» **GIVEN INSTRUCTION**
Copy each line of the listing below exactly.

□ □ □

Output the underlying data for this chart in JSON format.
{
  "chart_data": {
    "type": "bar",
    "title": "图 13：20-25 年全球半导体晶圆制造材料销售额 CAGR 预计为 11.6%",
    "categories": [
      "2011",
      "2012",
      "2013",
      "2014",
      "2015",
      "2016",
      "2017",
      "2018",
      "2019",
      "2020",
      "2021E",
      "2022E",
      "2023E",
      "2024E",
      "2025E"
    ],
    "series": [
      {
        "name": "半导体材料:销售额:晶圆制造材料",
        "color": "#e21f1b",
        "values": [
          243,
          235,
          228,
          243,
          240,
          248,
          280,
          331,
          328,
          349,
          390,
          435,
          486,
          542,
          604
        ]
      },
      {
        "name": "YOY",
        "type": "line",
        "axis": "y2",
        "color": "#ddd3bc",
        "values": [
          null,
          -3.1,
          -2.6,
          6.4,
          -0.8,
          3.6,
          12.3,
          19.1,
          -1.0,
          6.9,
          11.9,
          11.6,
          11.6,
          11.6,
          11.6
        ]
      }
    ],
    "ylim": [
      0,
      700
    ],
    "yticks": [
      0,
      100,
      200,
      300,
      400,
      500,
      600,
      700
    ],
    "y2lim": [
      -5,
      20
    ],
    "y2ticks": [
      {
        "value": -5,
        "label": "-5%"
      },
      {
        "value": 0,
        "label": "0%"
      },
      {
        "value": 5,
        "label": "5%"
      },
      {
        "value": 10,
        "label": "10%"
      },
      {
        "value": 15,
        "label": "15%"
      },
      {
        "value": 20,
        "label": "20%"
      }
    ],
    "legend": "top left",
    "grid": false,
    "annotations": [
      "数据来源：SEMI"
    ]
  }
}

□ □ □

» **RESULT FOR THIS EXERCISE**
Output the underlying data for this chart in JSON format.
{
  "chart_data": {
    "type": "bar",
    "title": "图 13：20-25 年全球半导体晶圆制造材料销售额 CAGR 预计为 11.6%",
    "categories": [
      "2011",
      "2012",
      "2013",
      "2014",
      "2015",
      "2016",
      "2017",
      "2018",
      "2019",
      "2020",
      "2021E",
      "2022E",
      "2023E",
      "2024E",
      "2025E"
    ],
    "series": [
      {
        "name": "半导体材料:销售额:晶圆制造材料",
        "color": "#e21f1b",
        "values": [
          243,
          235,
          228,
          243,
          240,
          248,
          280,
          331,
          328,
          349,
          390,
          435,
          486,
          542,
          604
        ]
      },
      {
        "name": "YOY",
        "type": "line",
        "axis": "y2",
        "color": "#ddd3bc",
        "values": [
          null,
          -3.1,
          -2.6,
          6.4,
          -0.8,
          3.6,
          12.3,
          19.1,
          -1.0,
          6.9,
          11.9,
          11.6,
          11.6,
          11.6,
          11.6
        ]
      }
    ],
    "ylim": [
      0,
      700
    ],
    "yticks": [
      0,
      100,
      200,
      300,
      400,
      500,
      600,
      700
    ],
    "y2lim": [
      -5,
      20
    ],
    "y2ticks": [
      {
        "value": -5,
        "label": "-5%"
      },
      {
        "value": 0,
        "label": "0%"
      },
      {
        "value": 5,
        "label": "5%"
      },
      {
        "value": 10,
        "label": "10%"
      },
      {
        "value": 15,
        "label": "15%"
      },
      {
        "value": 20,
        "label": "20%"
      }
    ],
    "legend": "top left",
    "grid": false,
    "annotations": [
      "数据来源：SEMI"
    ]
  }
}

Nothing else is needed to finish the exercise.